**REQUIRED WORK**.
Find the lines below that contain the string "Placement". Copy each one.
══ MATERIAL TO PROCESS
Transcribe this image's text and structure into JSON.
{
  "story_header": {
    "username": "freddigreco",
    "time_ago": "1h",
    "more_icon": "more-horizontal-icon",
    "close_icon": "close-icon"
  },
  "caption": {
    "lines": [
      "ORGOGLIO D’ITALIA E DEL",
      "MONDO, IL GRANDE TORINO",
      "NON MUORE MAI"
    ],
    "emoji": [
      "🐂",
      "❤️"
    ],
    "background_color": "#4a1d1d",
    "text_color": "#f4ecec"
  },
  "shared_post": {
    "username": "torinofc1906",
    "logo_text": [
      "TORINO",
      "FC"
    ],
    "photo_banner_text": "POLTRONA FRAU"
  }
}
════
══ MATERIAL TO PROCESS
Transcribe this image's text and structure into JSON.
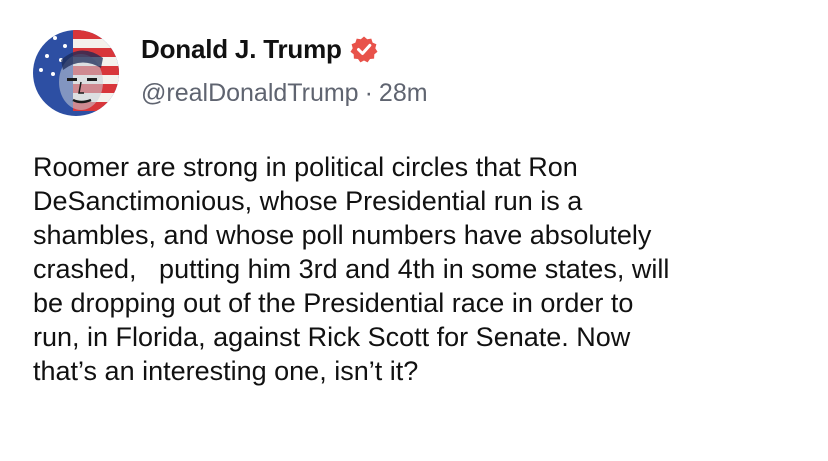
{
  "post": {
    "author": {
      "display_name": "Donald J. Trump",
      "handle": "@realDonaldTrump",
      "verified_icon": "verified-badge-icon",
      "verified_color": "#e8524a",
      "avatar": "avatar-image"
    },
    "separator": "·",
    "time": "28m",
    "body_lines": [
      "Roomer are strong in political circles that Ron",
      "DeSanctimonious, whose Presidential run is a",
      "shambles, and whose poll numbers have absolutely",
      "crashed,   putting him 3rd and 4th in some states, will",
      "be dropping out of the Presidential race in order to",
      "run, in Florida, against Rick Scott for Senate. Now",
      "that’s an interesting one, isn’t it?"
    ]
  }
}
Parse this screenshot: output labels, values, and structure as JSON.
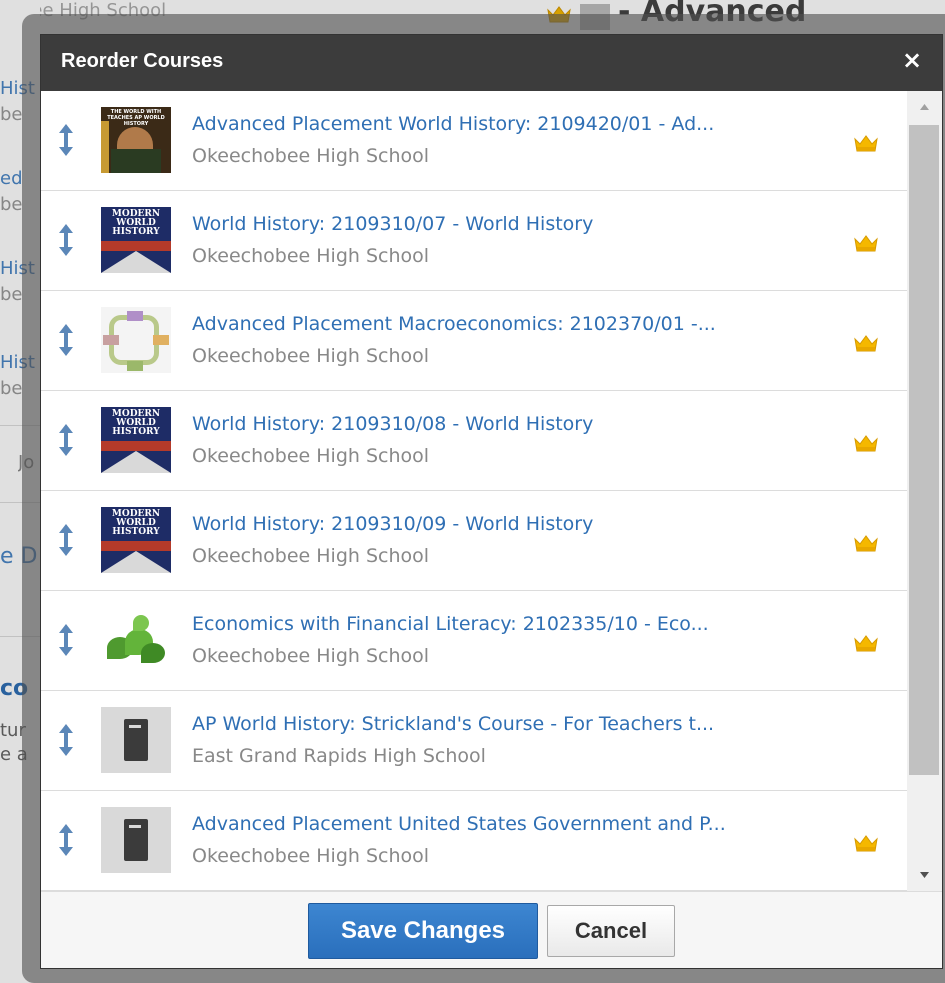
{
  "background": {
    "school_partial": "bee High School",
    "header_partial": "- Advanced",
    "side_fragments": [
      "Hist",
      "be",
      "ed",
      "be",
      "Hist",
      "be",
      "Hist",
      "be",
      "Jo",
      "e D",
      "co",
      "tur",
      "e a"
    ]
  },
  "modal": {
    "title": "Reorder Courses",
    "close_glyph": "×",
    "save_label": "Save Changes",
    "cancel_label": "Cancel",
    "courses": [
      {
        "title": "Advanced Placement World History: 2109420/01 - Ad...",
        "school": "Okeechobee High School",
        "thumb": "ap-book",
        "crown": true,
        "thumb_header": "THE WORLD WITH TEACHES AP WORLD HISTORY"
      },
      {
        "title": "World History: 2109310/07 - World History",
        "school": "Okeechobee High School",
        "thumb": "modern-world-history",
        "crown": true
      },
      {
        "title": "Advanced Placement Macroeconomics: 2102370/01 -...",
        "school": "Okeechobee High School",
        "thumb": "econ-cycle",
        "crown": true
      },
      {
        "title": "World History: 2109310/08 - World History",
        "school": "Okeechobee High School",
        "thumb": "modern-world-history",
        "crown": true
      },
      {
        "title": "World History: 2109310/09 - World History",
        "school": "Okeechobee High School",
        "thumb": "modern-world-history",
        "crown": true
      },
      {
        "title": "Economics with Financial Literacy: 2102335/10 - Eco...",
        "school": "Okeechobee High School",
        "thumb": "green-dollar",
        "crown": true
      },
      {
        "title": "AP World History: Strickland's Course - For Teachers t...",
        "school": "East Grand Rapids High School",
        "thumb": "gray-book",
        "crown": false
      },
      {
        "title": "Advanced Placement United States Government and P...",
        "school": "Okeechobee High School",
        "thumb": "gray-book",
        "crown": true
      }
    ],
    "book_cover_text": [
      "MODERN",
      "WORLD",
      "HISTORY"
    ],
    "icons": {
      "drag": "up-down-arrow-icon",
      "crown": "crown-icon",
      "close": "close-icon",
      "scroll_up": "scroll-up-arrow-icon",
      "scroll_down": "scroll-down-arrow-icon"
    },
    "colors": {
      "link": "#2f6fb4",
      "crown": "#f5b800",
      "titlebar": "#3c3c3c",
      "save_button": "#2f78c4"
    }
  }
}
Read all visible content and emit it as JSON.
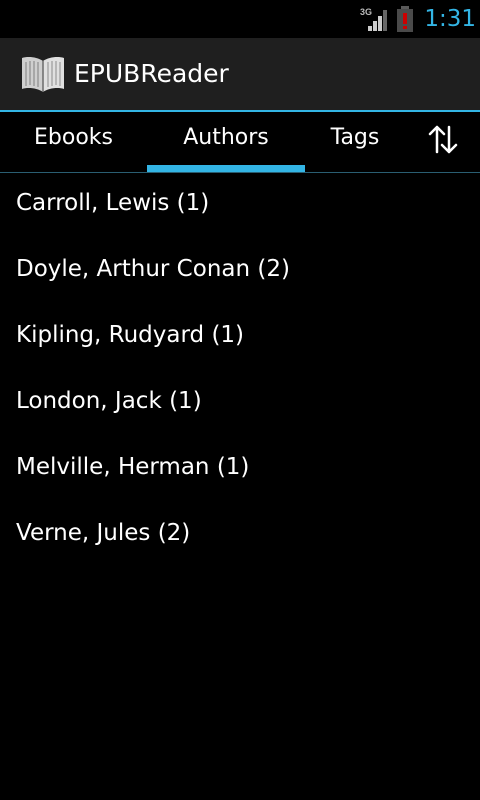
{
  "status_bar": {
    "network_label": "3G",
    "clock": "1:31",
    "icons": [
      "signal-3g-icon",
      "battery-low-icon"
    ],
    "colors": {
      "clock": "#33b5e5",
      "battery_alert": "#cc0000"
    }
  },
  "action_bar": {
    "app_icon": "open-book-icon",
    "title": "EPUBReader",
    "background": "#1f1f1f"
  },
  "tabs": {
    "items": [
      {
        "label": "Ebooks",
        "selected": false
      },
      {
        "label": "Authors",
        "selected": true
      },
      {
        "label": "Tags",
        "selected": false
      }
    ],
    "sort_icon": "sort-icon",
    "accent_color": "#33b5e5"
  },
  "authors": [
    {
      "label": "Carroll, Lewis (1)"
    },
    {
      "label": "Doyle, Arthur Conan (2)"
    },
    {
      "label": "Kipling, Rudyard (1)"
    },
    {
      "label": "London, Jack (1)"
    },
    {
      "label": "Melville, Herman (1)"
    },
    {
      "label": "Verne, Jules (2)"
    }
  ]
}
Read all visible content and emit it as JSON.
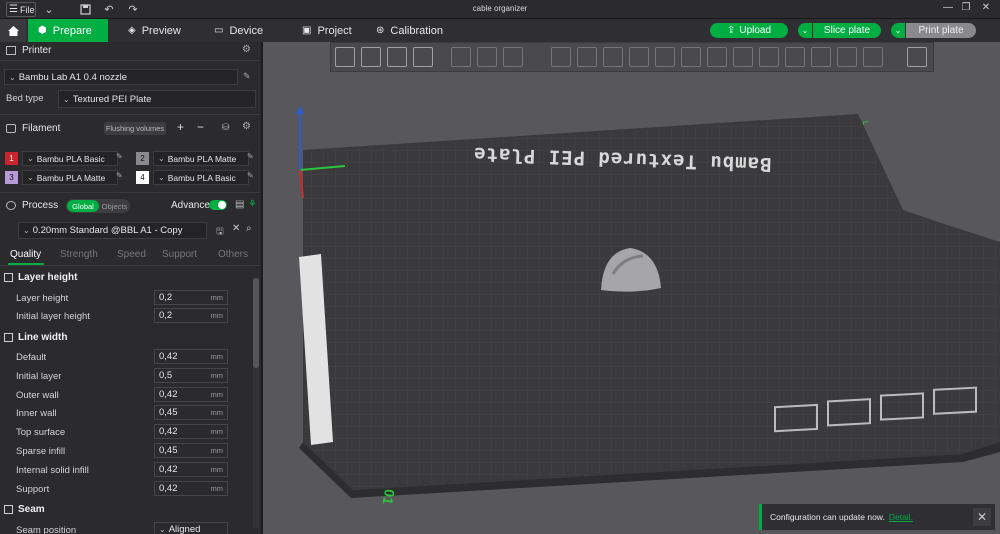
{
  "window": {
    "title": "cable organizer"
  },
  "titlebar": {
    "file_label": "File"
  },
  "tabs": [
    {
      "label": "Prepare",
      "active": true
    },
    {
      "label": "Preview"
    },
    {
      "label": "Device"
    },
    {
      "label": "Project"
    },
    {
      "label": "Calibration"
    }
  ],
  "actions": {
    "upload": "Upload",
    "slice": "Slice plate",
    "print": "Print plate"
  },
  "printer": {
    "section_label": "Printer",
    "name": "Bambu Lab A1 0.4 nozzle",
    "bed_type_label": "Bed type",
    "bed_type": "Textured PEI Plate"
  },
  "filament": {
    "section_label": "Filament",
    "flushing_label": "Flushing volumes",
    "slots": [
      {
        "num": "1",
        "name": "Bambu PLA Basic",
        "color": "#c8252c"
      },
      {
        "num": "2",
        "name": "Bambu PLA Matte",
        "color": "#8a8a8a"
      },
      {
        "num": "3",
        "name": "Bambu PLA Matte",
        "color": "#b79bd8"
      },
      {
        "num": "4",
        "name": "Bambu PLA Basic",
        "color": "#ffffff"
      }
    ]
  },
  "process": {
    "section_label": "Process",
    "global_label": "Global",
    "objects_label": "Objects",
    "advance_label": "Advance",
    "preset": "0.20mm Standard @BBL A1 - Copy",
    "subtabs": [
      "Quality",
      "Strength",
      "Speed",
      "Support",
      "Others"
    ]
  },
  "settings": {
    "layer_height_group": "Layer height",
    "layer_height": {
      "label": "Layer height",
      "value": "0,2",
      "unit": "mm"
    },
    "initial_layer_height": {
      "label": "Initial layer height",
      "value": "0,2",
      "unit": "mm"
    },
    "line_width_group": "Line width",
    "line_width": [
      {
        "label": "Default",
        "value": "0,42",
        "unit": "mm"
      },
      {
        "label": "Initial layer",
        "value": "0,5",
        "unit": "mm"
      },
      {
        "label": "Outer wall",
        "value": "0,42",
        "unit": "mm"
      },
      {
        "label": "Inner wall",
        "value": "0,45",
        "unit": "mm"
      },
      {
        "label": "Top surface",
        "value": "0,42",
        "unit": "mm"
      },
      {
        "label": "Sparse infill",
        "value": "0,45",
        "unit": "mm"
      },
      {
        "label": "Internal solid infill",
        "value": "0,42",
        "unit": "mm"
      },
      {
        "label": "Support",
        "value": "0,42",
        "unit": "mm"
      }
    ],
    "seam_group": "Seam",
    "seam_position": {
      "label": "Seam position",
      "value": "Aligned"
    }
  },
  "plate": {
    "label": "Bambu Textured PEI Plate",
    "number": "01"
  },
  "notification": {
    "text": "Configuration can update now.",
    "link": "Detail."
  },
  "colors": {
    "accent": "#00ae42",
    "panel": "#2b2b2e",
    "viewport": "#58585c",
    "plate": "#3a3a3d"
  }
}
════
**PROBLEM SOLUTION**.
        "title": "Advanced Placement World History: 2109420/01 - Ad...",
        "title": "Advanced Placement Macroeconomics: 2102370/01 -...",
        "title": "Advanced Placement United States Government and P...",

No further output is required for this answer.